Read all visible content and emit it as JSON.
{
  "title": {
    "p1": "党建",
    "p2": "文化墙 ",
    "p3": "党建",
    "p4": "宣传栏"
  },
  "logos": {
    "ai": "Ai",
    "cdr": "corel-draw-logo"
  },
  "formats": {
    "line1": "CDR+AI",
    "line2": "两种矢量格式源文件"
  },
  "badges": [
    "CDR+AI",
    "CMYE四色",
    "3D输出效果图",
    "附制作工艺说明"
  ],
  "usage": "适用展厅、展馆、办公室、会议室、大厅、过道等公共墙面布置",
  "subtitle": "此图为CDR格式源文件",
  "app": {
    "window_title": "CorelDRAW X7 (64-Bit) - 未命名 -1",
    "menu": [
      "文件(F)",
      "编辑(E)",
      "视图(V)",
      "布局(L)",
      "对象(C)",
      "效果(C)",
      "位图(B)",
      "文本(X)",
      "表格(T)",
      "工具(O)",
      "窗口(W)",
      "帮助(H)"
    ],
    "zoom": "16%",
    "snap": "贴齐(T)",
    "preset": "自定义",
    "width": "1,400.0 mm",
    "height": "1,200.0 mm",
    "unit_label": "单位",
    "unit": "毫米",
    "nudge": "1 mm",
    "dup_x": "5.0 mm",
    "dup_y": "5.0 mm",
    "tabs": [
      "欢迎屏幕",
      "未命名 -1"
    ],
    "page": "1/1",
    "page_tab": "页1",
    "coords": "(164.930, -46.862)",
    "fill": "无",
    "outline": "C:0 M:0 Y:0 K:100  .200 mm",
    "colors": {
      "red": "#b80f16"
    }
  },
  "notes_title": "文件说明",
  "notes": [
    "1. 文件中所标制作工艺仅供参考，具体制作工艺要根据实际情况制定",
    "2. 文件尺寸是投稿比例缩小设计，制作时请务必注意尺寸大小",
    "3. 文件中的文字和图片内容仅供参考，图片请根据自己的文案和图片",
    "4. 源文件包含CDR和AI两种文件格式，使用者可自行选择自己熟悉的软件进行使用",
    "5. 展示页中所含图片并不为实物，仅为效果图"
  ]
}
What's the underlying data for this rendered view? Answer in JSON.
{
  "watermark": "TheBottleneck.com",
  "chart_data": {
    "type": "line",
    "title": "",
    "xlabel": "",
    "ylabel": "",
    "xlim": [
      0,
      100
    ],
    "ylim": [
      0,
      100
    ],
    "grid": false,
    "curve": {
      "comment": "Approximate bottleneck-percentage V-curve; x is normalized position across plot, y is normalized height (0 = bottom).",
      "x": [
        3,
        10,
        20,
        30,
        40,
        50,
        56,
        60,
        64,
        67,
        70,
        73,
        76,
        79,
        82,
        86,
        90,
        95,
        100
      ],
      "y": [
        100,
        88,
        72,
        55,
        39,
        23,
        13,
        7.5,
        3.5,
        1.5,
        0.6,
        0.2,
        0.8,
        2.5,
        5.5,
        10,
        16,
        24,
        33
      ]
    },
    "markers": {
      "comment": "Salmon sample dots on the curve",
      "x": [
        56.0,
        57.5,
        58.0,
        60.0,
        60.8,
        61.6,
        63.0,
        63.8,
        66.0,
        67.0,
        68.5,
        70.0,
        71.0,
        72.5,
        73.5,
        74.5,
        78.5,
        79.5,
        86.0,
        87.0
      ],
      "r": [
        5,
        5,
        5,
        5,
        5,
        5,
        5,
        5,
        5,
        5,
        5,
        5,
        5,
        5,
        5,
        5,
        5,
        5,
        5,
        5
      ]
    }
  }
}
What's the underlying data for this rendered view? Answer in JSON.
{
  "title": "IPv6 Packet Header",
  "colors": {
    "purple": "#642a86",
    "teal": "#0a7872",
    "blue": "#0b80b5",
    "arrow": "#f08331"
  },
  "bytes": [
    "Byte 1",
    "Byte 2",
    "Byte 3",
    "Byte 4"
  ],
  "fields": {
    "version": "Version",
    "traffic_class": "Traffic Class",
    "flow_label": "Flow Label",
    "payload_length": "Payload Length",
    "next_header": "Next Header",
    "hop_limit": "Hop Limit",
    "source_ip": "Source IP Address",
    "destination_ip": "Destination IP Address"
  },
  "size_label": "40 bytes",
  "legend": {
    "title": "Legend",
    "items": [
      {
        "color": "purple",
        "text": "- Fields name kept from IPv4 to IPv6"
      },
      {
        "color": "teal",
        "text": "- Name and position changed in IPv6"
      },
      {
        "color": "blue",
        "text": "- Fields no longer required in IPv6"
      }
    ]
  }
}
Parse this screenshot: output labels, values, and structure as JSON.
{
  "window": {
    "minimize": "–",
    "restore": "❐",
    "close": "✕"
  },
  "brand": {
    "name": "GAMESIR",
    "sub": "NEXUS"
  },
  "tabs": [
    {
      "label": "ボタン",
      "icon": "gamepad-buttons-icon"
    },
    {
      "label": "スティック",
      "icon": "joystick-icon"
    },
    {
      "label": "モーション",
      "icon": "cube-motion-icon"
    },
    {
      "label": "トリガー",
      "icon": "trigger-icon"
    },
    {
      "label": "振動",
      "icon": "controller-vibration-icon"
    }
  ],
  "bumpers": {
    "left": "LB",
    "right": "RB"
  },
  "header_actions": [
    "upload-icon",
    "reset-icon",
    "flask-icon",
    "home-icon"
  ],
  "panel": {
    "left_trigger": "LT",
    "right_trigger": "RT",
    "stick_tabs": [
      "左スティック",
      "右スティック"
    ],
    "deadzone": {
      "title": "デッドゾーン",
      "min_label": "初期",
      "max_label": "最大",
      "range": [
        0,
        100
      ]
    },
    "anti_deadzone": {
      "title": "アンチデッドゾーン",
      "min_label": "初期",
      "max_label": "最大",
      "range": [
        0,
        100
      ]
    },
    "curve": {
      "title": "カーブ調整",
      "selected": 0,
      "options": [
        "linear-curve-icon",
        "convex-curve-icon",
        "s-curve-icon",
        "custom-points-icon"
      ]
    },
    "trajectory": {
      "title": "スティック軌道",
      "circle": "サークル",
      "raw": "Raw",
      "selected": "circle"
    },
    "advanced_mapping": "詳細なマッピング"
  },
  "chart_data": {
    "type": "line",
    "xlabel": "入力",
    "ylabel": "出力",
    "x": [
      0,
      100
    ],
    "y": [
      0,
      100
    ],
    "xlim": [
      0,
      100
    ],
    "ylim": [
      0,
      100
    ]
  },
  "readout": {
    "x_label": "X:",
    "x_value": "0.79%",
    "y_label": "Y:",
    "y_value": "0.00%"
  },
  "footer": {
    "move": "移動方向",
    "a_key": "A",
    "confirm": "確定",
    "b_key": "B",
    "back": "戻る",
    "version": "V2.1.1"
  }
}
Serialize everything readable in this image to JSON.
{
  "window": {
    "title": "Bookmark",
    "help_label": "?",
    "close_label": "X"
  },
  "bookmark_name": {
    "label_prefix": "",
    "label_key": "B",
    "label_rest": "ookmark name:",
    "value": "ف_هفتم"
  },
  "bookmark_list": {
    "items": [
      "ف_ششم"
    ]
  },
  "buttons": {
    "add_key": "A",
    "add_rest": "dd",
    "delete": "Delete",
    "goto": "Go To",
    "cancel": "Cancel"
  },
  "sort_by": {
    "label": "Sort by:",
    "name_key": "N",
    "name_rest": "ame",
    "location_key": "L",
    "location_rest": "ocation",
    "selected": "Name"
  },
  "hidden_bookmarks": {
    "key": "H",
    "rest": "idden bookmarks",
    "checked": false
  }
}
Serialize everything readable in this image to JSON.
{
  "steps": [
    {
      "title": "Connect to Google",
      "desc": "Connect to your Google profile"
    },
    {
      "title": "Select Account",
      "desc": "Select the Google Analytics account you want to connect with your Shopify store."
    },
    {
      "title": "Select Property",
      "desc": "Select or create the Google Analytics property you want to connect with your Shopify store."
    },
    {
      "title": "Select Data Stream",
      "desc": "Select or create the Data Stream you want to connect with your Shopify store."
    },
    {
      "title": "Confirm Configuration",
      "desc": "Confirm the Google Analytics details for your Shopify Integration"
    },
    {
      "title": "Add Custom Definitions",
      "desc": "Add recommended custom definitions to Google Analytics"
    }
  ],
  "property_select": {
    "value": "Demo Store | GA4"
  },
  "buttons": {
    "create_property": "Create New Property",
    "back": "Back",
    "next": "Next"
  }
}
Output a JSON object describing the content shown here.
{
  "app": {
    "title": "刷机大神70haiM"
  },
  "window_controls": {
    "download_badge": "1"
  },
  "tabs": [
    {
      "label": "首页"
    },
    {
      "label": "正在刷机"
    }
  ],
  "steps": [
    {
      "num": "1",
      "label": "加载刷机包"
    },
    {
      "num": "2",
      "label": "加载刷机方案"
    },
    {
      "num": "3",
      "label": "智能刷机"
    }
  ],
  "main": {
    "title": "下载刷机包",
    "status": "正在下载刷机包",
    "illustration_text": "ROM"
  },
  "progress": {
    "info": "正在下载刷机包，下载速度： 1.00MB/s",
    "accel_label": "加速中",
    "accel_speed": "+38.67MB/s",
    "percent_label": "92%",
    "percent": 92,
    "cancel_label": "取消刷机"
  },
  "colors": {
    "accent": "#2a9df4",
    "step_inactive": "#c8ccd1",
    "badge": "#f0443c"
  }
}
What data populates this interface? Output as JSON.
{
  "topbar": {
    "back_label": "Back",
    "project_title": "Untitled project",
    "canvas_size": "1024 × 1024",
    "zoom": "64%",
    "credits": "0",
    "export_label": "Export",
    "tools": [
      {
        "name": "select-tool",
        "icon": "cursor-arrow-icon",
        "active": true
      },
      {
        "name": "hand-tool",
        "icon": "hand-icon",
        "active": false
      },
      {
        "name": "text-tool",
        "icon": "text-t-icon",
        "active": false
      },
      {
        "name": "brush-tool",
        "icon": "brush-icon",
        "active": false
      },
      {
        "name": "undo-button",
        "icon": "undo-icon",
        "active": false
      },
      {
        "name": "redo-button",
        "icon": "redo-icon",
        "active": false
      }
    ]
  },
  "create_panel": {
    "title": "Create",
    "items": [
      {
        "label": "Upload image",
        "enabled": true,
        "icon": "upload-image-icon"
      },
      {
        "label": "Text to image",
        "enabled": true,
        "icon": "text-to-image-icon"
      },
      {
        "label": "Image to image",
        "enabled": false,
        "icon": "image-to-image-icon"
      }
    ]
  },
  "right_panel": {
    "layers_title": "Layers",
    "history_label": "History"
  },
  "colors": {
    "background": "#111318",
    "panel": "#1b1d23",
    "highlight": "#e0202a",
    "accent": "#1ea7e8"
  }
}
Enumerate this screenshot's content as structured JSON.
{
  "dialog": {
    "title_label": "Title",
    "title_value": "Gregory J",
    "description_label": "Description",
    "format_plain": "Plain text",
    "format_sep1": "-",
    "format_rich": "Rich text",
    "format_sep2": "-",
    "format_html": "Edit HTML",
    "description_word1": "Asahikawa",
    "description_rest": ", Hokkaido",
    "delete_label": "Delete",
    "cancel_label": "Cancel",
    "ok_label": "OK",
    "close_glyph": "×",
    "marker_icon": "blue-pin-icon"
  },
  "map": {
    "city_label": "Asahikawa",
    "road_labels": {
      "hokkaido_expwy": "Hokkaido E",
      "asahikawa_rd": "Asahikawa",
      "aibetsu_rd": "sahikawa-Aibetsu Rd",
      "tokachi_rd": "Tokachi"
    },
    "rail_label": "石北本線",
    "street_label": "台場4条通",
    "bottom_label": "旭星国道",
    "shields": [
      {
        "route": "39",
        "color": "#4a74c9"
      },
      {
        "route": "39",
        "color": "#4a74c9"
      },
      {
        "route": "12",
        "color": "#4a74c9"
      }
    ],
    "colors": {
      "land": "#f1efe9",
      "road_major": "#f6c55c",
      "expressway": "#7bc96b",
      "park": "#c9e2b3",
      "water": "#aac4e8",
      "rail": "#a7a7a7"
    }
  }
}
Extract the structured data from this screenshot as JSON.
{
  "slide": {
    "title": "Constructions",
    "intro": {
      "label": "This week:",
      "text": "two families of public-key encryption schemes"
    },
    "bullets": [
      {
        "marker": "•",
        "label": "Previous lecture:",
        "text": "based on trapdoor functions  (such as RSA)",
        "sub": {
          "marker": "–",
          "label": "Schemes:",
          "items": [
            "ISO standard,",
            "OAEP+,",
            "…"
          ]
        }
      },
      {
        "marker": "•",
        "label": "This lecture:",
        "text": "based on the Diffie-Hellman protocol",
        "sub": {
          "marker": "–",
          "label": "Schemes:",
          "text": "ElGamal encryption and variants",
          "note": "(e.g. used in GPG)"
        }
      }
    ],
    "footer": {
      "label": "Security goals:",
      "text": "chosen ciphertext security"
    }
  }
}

What you need to do: Check each line above for the string "content" and report how many lines have it, giving only the number.

Finished answer: 3